*** Provided records ***

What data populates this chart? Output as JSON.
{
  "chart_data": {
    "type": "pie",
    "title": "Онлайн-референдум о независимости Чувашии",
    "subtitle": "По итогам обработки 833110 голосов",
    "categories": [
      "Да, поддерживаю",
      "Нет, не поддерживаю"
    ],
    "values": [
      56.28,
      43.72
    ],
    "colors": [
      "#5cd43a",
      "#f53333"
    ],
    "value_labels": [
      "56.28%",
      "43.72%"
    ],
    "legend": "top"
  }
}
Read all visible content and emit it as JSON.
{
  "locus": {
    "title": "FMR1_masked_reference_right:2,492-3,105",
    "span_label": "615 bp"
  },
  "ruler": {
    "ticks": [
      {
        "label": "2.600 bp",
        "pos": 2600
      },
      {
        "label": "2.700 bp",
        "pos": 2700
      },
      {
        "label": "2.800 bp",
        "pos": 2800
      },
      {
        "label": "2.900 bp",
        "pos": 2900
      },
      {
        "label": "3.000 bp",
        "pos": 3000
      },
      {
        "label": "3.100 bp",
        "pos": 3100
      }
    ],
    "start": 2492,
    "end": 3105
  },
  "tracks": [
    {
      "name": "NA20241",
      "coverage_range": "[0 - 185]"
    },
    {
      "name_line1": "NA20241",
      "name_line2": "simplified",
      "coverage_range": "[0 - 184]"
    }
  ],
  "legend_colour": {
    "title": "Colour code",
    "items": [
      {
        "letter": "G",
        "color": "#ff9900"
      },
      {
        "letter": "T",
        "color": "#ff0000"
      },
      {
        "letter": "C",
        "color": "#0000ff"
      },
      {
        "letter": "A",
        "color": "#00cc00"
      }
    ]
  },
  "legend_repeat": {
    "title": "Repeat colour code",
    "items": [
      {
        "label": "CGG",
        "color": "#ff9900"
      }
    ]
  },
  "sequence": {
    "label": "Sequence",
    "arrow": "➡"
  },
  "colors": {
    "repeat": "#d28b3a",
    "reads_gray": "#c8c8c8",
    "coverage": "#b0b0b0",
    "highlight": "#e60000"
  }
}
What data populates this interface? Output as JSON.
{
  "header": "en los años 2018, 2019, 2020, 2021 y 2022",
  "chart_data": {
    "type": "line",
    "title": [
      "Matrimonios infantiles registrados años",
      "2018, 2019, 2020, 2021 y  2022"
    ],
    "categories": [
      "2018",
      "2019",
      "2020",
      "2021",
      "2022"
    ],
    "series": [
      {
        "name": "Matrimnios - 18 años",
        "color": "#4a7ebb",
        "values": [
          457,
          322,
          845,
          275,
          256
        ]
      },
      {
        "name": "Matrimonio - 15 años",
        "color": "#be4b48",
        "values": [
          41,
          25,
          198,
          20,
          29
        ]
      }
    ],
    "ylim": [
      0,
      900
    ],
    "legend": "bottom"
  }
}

***

Given problem: Restate each record word for word.

Finished task:
What data populates this chart? Output as JSON.
{
  "chart_data": {
    "type": "pie",
    "title": "Онлайн-референдум о независимости Чувашии",
    "subtitle": "По итогам обработки 833110 голосов",
    "categories": [
      "Да, поддерживаю",
      "Нет, не поддерживаю"
    ],
    "values": [
      56.28,
      43.72
    ],
    "colors": [
      "#5cd43a",
      "#f53333"
    ],
    "value_labels": [
      "56.28%",
      "43.72%"
    ],
    "legend": "top"
  }
}
Read all visible content and emit it as JSON.
{
  "locus": {
    "title": "FMR1_masked_reference_right:2,492-3,105",
    "span_label": "615 bp"
  },
  "ruler": {
    "ticks": [
      {
        "label": "2.600 bp",
        "pos": 2600
      },
      {
        "label": "2.700 bp",
        "pos": 2700
      },
      {
        "label": "2.800 bp",
        "pos": 2800
      },
      {
        "label": "2.900 bp",
        "pos": 2900
      },
      {
        "label": "3.000 bp",
        "pos": 3000
      },
      {
        "label": "3.100 bp",
        "pos": 3100
      }
    ],
    "start": 2492,
    "end": 3105
  },
  "tracks": [
    {
      "name": "NA20241",
      "coverage_range": "[0 - 185]"
    },
    {
      "name_line1": "NA20241",
      "name_line2": "simplified",
      "coverage_range": "[0 - 184]"
    }
  ],
  "legend_colour": {
    "title": "Colour code",
    "items": [
      {
        "letter": "G",
        "color": "#ff9900"
      },
      {
        "letter": "T",
        "color": "#ff0000"
      },
      {
        "letter": "C",
        "color": "#0000ff"
      },
      {
        "letter": "A",
        "color": "#00cc00"
      }
    ]
  },
  "legend_repeat": {
    "title": "Repeat colour code",
    "items": [
      {
        "label": "CGG",
        "color": "#ff9900"
      }
    ]
  },
  "sequence": {
    "label": "Sequence",
    "arrow": "➡"
  },
  "colors": {
    "repeat": "#d28b3a",
    "reads_gray": "#c8c8c8",
    "coverage": "#b0b0b0",
    "highlight": "#e60000"
  }
}
What data populates this interface? Output as JSON.
{
  "header": "en los años 2018, 2019, 2020, 2021 y 2022",
  "chart_data": {
    "type": "line",
    "title": [
      "Matrimonios infantiles registrados años",
      "2018, 2019, 2020, 2021 y  2022"
    ],
    "categories": [
      "2018",
      "2019",
      "2020",
      "2021",
      "2022"
    ],
    "series": [
      {
        "name": "Matrimnios - 18 años",
        "color": "#4a7ebb",
        "values": [
          457,
          322,
          845,
          275,
          256
        ]
      },
      {
        "name": "Matrimonio - 15 años",
        "color": "#be4b48",
        "values": [
          41,
          25,
          198,
          20,
          29
        ]
      }
    ],
    "ylim": [
      0,
      900
    ],
    "legend": "bottom"
  }
}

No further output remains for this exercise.